[Extracted data entries]
# # # #

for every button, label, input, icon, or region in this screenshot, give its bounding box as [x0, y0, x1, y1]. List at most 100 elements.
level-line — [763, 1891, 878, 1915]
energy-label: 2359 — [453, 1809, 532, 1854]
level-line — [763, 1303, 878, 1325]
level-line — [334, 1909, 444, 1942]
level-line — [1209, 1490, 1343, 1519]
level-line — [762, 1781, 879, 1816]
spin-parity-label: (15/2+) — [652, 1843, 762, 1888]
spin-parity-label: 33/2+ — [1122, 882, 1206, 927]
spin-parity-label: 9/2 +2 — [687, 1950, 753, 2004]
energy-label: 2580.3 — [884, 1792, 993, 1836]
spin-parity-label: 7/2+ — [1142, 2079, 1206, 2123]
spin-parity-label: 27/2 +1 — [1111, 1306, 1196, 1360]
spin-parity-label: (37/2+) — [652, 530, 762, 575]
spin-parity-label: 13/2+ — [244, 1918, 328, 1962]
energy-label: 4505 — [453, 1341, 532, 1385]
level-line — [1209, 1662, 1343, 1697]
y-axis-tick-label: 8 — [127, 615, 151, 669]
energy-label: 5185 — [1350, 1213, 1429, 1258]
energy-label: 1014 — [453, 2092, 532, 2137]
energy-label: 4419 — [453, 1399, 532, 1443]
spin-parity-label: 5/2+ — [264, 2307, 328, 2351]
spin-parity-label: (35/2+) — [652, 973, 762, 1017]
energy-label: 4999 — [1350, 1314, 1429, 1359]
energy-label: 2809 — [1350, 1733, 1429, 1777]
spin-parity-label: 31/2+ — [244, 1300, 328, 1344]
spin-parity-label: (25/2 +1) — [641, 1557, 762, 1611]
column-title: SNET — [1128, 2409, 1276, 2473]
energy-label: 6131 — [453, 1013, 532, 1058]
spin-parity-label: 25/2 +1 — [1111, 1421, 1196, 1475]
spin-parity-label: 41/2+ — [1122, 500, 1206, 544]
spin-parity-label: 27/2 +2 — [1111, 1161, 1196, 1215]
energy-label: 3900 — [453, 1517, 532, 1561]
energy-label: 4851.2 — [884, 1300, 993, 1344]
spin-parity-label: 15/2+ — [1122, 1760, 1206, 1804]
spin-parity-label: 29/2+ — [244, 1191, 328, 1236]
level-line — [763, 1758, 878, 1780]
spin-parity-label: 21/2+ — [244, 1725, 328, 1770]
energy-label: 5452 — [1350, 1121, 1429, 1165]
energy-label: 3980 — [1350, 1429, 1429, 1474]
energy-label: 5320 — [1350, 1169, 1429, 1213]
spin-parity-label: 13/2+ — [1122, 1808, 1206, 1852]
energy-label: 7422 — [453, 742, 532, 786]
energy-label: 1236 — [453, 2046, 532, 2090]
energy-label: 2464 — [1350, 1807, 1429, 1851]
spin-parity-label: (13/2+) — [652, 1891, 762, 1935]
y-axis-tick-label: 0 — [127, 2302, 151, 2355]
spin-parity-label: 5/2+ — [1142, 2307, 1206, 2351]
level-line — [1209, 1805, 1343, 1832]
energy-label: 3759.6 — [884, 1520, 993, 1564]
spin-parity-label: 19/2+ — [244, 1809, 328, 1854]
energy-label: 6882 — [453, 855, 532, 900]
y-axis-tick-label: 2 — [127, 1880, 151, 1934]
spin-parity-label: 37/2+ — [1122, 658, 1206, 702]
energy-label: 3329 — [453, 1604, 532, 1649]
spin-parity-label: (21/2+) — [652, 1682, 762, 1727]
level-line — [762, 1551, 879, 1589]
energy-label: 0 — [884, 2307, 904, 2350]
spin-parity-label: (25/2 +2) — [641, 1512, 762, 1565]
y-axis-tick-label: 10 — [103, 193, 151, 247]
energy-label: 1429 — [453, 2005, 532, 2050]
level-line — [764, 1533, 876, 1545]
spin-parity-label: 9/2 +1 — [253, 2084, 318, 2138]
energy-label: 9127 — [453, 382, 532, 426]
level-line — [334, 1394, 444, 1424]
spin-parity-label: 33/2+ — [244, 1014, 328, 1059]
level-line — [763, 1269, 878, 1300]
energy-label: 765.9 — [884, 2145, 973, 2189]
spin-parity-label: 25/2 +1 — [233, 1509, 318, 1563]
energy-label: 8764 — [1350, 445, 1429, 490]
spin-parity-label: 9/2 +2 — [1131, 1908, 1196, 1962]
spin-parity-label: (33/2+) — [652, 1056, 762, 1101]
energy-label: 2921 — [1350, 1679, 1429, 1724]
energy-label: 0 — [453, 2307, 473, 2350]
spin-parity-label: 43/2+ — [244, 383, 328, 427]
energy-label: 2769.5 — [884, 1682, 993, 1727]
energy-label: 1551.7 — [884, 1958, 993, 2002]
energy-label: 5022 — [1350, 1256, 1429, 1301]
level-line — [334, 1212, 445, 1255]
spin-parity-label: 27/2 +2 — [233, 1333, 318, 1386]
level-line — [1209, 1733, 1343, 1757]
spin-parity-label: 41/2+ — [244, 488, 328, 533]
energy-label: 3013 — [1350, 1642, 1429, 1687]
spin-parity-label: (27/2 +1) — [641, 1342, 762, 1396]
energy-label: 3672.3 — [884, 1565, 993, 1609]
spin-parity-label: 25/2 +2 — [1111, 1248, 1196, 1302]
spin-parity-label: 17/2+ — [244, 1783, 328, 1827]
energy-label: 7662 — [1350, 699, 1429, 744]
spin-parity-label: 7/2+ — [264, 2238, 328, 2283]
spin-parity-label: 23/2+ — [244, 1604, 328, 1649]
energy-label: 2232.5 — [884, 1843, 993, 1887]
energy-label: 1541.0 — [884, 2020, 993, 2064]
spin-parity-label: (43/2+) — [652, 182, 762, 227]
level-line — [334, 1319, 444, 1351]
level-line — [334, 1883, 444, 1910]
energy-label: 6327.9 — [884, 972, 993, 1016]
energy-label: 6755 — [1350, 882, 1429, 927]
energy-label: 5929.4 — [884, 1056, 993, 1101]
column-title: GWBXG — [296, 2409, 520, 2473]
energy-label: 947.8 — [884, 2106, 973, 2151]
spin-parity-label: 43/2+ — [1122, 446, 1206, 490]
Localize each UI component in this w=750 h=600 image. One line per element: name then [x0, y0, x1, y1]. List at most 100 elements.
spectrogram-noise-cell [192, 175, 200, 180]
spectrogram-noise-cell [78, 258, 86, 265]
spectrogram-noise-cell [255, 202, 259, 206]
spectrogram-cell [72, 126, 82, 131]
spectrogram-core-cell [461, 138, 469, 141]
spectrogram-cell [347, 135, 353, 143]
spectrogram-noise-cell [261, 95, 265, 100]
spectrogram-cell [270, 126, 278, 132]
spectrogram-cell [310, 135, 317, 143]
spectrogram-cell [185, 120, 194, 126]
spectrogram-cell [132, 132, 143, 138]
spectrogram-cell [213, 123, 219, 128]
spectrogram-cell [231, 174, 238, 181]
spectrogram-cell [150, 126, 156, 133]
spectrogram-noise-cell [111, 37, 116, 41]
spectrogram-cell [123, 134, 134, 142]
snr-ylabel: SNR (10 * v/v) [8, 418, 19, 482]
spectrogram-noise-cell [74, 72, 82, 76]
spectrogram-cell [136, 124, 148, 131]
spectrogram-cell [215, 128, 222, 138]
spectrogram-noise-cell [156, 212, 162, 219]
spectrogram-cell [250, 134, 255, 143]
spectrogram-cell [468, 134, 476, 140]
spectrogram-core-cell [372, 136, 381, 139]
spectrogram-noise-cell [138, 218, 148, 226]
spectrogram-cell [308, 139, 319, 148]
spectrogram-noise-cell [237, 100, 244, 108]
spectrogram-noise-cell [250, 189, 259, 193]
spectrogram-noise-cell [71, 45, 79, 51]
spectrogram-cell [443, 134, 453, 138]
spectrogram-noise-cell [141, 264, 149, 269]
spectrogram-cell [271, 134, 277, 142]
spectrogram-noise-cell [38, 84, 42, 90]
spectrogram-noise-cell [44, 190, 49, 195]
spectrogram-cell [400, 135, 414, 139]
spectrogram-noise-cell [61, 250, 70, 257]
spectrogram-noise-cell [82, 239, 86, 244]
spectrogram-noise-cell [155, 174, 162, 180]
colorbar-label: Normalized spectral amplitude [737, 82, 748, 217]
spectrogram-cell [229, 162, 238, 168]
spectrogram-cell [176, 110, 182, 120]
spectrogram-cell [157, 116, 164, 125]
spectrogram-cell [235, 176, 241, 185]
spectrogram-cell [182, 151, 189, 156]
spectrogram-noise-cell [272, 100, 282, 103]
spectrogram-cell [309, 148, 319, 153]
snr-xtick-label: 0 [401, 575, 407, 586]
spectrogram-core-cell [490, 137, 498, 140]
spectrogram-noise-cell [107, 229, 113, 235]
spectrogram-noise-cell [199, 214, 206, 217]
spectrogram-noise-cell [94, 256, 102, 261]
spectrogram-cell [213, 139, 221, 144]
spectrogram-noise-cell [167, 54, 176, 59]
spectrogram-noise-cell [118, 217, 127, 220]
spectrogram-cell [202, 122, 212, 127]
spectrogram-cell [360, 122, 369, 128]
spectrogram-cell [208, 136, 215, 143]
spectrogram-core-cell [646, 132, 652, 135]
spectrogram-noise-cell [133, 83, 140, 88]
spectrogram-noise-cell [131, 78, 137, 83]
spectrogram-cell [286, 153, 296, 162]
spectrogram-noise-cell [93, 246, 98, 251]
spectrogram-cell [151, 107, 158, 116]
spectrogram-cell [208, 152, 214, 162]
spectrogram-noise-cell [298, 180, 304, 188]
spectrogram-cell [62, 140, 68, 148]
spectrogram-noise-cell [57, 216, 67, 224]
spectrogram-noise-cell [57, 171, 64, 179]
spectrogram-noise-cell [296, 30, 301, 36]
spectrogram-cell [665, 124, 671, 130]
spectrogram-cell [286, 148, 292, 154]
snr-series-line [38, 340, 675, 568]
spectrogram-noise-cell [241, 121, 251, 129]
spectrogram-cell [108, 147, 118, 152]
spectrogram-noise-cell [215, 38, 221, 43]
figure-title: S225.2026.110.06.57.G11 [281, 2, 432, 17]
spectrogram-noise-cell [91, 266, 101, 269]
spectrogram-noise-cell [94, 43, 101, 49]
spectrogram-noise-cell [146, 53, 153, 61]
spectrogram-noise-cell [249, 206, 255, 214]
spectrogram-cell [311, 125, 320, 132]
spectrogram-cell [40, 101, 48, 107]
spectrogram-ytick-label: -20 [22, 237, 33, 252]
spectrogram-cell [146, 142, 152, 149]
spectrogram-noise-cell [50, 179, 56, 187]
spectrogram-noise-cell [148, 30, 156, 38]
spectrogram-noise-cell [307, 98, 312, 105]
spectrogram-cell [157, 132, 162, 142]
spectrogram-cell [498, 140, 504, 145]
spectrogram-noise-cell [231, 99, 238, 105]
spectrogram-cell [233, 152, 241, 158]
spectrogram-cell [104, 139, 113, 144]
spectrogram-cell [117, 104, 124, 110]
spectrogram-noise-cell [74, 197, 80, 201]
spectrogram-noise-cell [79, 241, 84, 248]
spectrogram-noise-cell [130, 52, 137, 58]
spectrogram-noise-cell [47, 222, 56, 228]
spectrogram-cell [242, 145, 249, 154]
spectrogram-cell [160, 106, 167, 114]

# # # #

> **Stated exercise**:
Rewrite the data above as a numbered list, covering everything from its first line down to the line containing "spin-parity-label: (15/2+) —". Omit any blank lines.

> **Completed task**:
1. for every button, label, input, icon, or region in this screenshot, give its bounding box as [x0, y0, x1, y1]. List at most 100 elements.
2. level-line — [763, 1891, 878, 1915]
3. energy-label: 2359 — [453, 1809, 532, 1854]
4. level-line — [763, 1303, 878, 1325]
5. level-line — [334, 1909, 444, 1942]
6. level-line — [1209, 1490, 1343, 1519]
7. level-line — [762, 1781, 879, 1816]
8. spin-parity-label: (15/2+) — [652, 1843, 762, 1888]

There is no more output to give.